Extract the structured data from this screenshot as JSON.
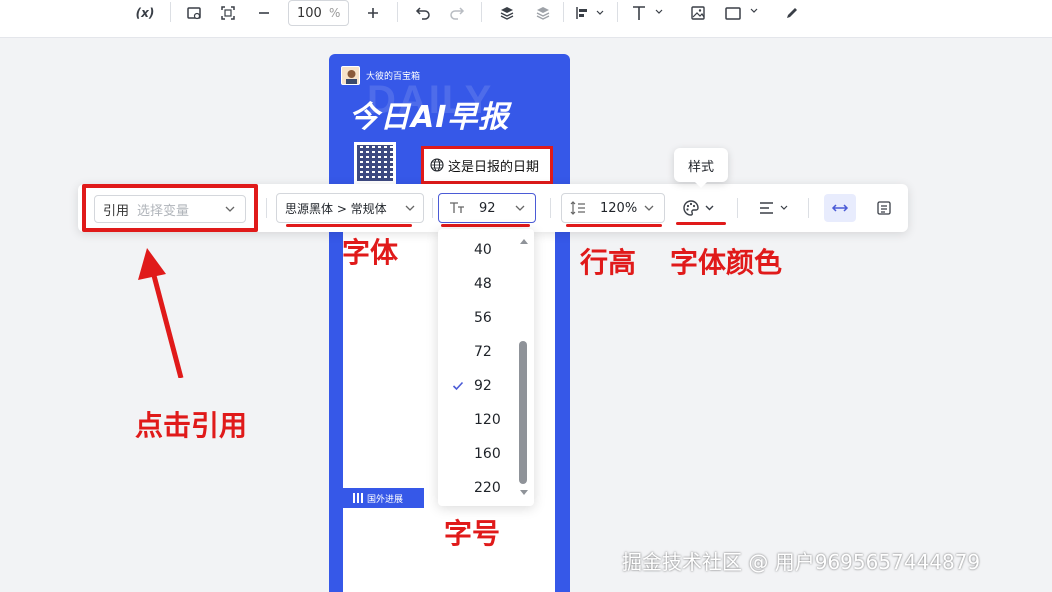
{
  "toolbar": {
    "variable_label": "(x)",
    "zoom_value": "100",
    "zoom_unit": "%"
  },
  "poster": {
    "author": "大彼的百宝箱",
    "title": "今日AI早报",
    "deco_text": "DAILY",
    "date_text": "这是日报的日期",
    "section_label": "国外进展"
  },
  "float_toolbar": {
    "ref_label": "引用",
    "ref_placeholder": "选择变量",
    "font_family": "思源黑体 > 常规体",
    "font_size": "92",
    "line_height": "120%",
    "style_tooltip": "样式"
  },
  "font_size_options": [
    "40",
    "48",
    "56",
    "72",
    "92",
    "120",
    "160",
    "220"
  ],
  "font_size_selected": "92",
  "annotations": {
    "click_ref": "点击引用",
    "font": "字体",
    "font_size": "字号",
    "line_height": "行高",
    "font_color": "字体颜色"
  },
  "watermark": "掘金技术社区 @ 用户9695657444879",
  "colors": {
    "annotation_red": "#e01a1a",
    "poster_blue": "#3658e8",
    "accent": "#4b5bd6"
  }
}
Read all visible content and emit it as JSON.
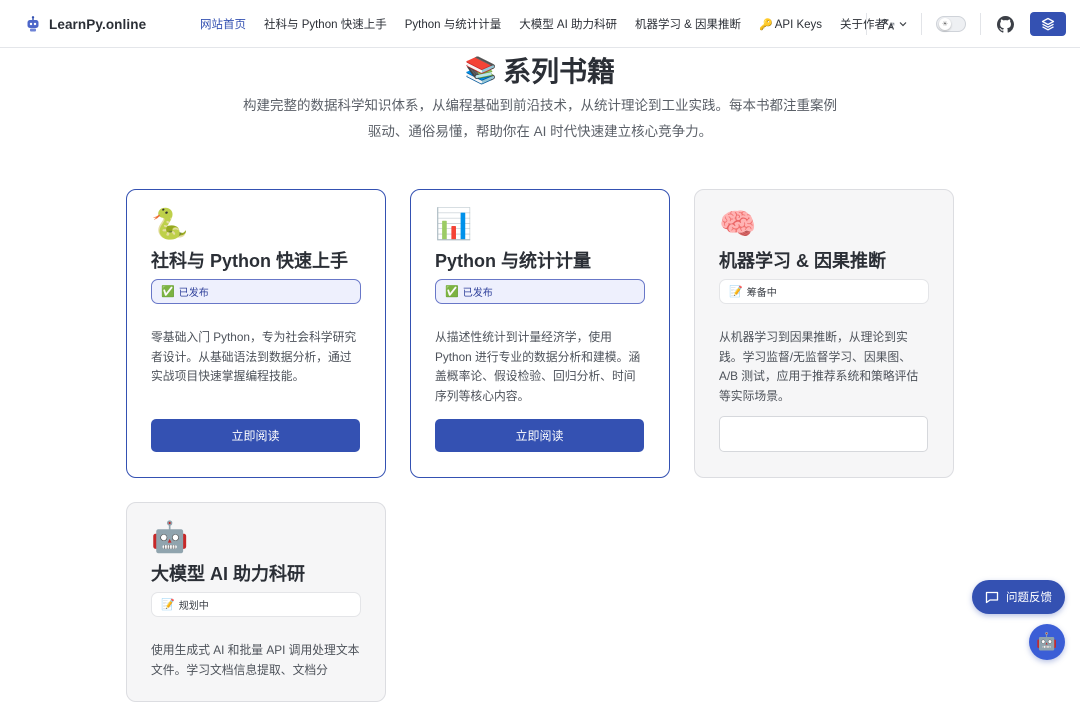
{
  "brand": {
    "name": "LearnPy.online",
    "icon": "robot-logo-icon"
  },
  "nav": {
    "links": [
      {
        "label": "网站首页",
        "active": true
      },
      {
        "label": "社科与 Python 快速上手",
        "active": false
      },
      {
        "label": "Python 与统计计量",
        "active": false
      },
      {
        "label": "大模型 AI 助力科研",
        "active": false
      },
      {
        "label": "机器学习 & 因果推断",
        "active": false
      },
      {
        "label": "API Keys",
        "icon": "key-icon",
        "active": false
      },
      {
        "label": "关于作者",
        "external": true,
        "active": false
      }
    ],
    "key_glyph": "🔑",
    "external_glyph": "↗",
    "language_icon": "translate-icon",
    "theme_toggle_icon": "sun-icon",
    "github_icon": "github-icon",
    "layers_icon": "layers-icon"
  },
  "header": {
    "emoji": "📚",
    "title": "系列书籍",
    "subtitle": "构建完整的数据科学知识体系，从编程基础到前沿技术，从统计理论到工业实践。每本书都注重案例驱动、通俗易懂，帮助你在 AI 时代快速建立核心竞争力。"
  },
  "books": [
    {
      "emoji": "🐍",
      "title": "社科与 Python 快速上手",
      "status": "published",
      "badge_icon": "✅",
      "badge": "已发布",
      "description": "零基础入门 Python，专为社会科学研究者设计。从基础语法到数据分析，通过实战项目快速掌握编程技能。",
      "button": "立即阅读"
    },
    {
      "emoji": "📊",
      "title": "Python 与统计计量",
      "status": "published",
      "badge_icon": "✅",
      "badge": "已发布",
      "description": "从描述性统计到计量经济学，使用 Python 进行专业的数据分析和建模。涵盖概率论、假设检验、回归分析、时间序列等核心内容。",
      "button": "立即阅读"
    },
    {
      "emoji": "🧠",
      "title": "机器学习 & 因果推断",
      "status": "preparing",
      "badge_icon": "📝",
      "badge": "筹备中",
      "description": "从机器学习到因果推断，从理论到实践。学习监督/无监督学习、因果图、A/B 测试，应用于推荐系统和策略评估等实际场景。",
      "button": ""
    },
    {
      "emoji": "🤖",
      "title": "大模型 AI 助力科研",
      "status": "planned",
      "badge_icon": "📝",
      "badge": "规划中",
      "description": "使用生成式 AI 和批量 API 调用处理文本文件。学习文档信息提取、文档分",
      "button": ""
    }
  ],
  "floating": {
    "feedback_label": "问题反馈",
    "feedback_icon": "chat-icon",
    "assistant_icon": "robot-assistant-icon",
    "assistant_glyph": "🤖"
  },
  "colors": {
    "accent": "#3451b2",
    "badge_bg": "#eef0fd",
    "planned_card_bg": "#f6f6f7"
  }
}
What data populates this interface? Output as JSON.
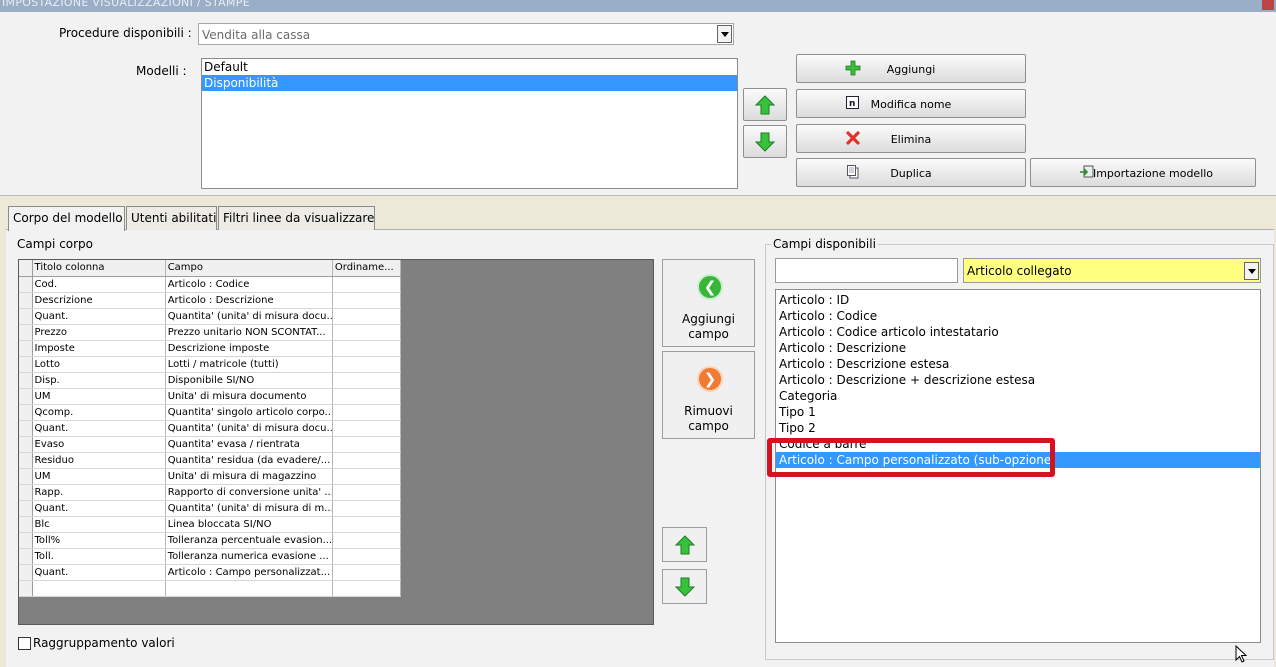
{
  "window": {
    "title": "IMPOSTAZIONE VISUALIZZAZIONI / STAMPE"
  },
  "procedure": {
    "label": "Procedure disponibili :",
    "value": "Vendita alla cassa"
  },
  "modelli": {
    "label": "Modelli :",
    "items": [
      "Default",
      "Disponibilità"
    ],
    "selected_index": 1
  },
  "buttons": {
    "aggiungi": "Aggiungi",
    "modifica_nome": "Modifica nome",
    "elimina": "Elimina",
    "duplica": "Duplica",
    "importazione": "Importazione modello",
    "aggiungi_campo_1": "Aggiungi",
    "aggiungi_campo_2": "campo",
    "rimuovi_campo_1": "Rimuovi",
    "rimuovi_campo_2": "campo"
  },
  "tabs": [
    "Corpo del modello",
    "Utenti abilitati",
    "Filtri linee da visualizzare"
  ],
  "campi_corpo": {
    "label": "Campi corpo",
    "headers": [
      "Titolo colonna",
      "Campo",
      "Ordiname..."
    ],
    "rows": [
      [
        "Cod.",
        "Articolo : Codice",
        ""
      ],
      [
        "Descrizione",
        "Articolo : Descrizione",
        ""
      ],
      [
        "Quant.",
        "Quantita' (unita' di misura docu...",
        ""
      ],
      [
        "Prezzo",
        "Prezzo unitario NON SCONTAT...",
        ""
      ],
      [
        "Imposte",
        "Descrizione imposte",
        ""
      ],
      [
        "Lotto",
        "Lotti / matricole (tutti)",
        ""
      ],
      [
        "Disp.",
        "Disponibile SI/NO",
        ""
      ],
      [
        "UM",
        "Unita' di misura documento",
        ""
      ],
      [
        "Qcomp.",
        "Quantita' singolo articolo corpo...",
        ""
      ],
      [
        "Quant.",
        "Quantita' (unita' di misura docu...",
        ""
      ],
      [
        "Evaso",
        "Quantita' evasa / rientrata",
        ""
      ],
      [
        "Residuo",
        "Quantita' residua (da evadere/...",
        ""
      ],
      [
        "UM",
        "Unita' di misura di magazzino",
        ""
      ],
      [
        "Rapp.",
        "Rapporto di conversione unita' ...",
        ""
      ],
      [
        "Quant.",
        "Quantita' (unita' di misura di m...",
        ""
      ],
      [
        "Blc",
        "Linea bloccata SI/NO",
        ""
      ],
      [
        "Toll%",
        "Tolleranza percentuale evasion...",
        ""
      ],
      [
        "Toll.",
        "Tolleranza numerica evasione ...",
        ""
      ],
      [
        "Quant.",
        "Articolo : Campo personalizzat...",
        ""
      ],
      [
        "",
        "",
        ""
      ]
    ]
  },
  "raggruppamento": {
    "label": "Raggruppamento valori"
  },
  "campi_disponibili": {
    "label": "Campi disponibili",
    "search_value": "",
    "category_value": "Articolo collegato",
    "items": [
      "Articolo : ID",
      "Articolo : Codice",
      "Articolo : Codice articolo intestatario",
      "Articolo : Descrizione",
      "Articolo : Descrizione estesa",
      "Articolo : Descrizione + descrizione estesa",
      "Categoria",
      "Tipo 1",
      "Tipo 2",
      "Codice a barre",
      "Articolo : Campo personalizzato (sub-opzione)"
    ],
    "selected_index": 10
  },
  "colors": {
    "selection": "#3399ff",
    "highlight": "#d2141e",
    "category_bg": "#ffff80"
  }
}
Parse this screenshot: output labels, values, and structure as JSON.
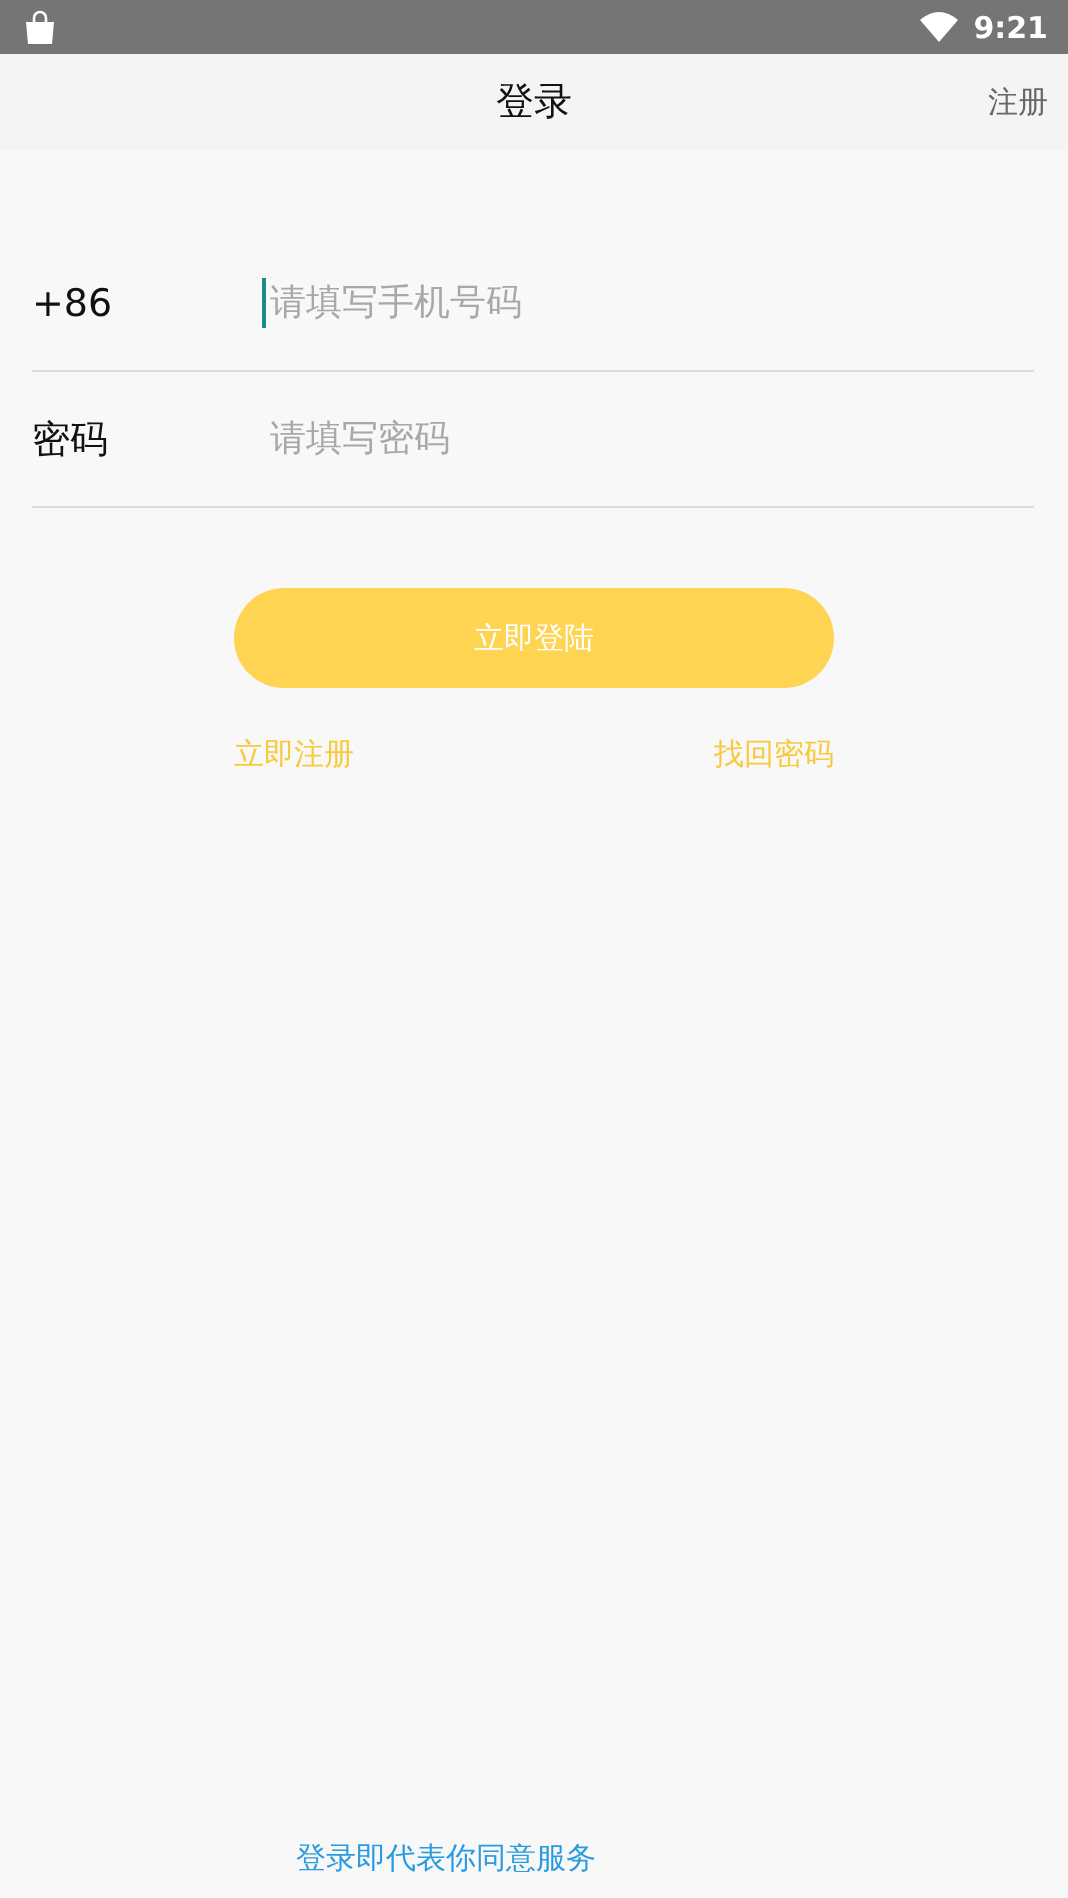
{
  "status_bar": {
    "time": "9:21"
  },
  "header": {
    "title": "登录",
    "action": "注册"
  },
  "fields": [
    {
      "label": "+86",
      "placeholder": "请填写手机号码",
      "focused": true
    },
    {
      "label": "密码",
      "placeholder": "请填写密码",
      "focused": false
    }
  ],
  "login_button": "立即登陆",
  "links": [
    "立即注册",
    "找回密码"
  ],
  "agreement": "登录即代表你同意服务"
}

■ ■ ■ ■ ■ ■ ■

__Your task__.
Print all of the records shown above exactly, leaving out each picture.

__Task answer__.
Extract the structured data from this screenshot as JSON.
{
  "toolbar": {
    "variable_label": "(x)",
    "zoom_value": "100",
    "zoom_unit": "%"
  },
  "poster": {
    "author": "大彼的百宝箱",
    "title": "今日AI早报",
    "deco_text": "DAILY",
    "date_text": "这是日报的日期",
    "section_label": "国外进展"
  },
  "float_toolbar": {
    "ref_label": "引用",
    "ref_placeholder": "选择变量",
    "font_family": "思源黑体 > 常规体",
    "font_size": "92",
    "line_height": "120%",
    "style_tooltip": "样式"
  },
  "font_size_options": [
    "40",
    "48",
    "56",
    "72",
    "92",
    "120",
    "160",
    "220"
  ],
  "font_size_selected": "92",
  "annotations": {
    "click_ref": "点击引用",
    "font": "字体",
    "font_size": "字号",
    "line_height": "行高",
    "font_color": "字体颜色"
  },
  "watermark": "掘金技术社区 @ 用户9695657444879",
  "colors": {
    "annotation_red": "#e01a1a",
    "poster_blue": "#3658e8",
    "accent": "#4b5bd6"
  }
}
Read all visible content and emit it as JSON.
{
  "brand": {
    "name": "LearnPy.online",
    "icon": "robot-logo-icon"
  },
  "nav": {
    "links": [
      {
        "label": "网站首页",
        "active": true
      },
      {
        "label": "社科与 Python 快速上手",
        "active": false
      },
      {
        "label": "Python 与统计计量",
        "active": false
      },
      {
        "label": "大模型 AI 助力科研",
        "active": false
      },
      {
        "label": "机器学习 & 因果推断",
        "active": false
      },
      {
        "label": "API Keys",
        "icon": "key-icon",
        "active": false
      },
      {
        "label": "关于作者",
        "external": true,
        "active": false
      }
    ],
    "key_glyph": "🔑",
    "external_glyph": "↗",
    "language_icon": "translate-icon",
    "theme_toggle_icon": "sun-icon",
    "github_icon": "github-icon",
    "layers_icon": "layers-icon"
  },
  "header": {
    "emoji": "📚",
    "title": "系列书籍",
    "subtitle": "构建完整的数据科学知识体系，从编程基础到前沿技术，从统计理论到工业实践。每本书都注重案例驱动、通俗易懂，帮助你在 AI 时代快速建立核心竞争力。"
  },
  "books": [
    {
      "emoji": "🐍",
      "title": "社科与 Python 快速上手",
      "status": "published",
      "badge_icon": "✅",
      "badge": "已发布",
      "description": "零基础入门 Python，专为社会科学研究者设计。从基础语法到数据分析，通过实战项目快速掌握编程技能。",
      "button": "立即阅读"
    },
    {
      "emoji": "📊",
      "title": "Python 与统计计量",
      "status": "published",
      "badge_icon": "✅",
      "badge": "已发布",
      "description": "从描述性统计到计量经济学，使用 Python 进行专业的数据分析和建模。涵盖概率论、假设检验、回归分析、时间序列等核心内容。",
      "button": "立即阅读"
    },
    {
      "emoji": "🧠",
      "title": "机器学习 & 因果推断",
      "status": "preparing",
      "badge_icon": "📝",
      "badge": "筹备中",
      "description": "从机器学习到因果推断，从理论到实践。学习监督/无监督学习、因果图、A/B 测试，应用于推荐系统和策略评估等实际场景。",
      "button": ""
    },
    {
      "emoji": "🤖",
      "title": "大模型 AI 助力科研",
      "status": "planned",
      "badge_icon": "📝",
      "badge": "规划中",
      "description": "使用生成式 AI 和批量 API 调用处理文本文件。学习文档信息提取、文档分",
      "button": ""
    }
  ],
  "floating": {
    "feedback_label": "问题反馈",
    "feedback_icon": "chat-icon",
    "assistant_icon": "robot-assistant-icon",
    "assistant_glyph": "🤖"
  },
  "colors": {
    "accent": "#3451b2",
    "badge_bg": "#eef0fd",
    "planned_card_bg": "#f6f6f7"
  }
}
What data populates this interface? Output as JSON.
{
  "window": {
    "title": "IMPOSTAZIONE VISUALIZZAZIONI / STAMPE"
  },
  "procedure": {
    "label": "Procedure disponibili :",
    "value": "Vendita alla cassa"
  },
  "modelli": {
    "label": "Modelli :",
    "items": [
      "Default",
      "Disponibilità"
    ],
    "selected_index": 1
  },
  "buttons": {
    "aggiungi": "Aggiungi",
    "modifica_nome": "Modifica nome",
    "elimina": "Elimina",
    "duplica": "Duplica",
    "importazione": "Importazione modello",
    "aggiungi_campo_1": "Aggiungi",
    "aggiungi_campo_2": "campo",
    "rimuovi_campo_1": "Rimuovi",
    "rimuovi_campo_2": "campo"
  },
  "tabs": [
    "Corpo del modello",
    "Utenti abilitati",
    "Filtri linee da visualizzare"
  ],
  "campi_corpo": {
    "label": "Campi corpo",
    "headers": [
      "Titolo colonna",
      "Campo",
      "Ordiname..."
    ],
    "rows": [
      [
        "Cod.",
        "Articolo : Codice",
        ""
      ],
      [
        "Descrizione",
        "Articolo : Descrizione",
        ""
      ],
      [
        "Quant.",
        "Quantita' (unita' di misura docu...",
        ""
      ],
      [
        "Prezzo",
        "Prezzo unitario NON SCONTAT...",
        ""
      ],
      [
        "Imposte",
        "Descrizione imposte",
        ""
      ],
      [
        "Lotto",
        "Lotti / matricole (tutti)",
        ""
      ],
      [
        "Disp.",
        "Disponibile SI/NO",
        ""
      ],
      [
        "UM",
        "Unita' di misura documento",
        ""
      ],
      [
        "Qcomp.",
        "Quantita' singolo articolo corpo...",
        ""
      ],
      [
        "Quant.",
        "Quantita' (unita' di misura docu...",
        ""
      ],
      [
        "Evaso",
        "Quantita' evasa / rientrata",
        ""
      ],
      [
        "Residuo",
        "Quantita' residua (da evadere/...",
        ""
      ],
      [
        "UM",
        "Unita' di misura di magazzino",
        ""
      ],
      [
        "Rapp.",
        "Rapporto di conversione unita' ...",
        ""
      ],
      [
        "Quant.",
        "Quantita' (unita' di misura di m...",
        ""
      ],
      [
        "Blc",
        "Linea bloccata SI/NO",
        ""
      ],
      [
        "Toll%",
        "Tolleranza percentuale evasion...",
        ""
      ],
      [
        "Toll.",
        "Tolleranza numerica evasione ...",
        ""
      ],
      [
        "Quant.",
        "Articolo : Campo personalizzat...",
        ""
      ],
      [
        "",
        "",
        ""
      ]
    ]
  },
  "raggruppamento": {
    "label": "Raggruppamento valori"
  },
  "campi_disponibili": {
    "label": "Campi disponibili",
    "search_value": "",
    "category_value": "Articolo collegato",
    "items": [
      "Articolo : ID",
      "Articolo : Codice",
      "Articolo : Codice articolo intestatario",
      "Articolo : Descrizione",
      "Articolo : Descrizione estesa",
      "Articolo : Descrizione + descrizione estesa",
      "Categoria",
      "Tipo 1",
      "Tipo 2",
      "Codice a barre",
      "Articolo : Campo personalizzato (sub-opzione)"
    ],
    "selected_index": 10
  },
  "colors": {
    "selection": "#3399ff",
    "highlight": "#d2141e",
    "category_bg": "#ffff80"
  }
}
Parse this screenshot: output labels, values, and structure as JSON.
{
  "status_bar": {
    "time": "9:21"
  },
  "header": {
    "title": "登录",
    "action": "注册"
  },
  "fields": [
    {
      "label": "+86",
      "placeholder": "请填写手机号码",
      "focused": true
    },
    {
      "label": "密码",
      "placeholder": "请填写密码",
      "focused": false
    }
  ],
  "login_button": "立即登陆",
  "links": [
    "立即注册",
    "找回密码"
  ],
  "agreement": "登录即代表你同意服务"
}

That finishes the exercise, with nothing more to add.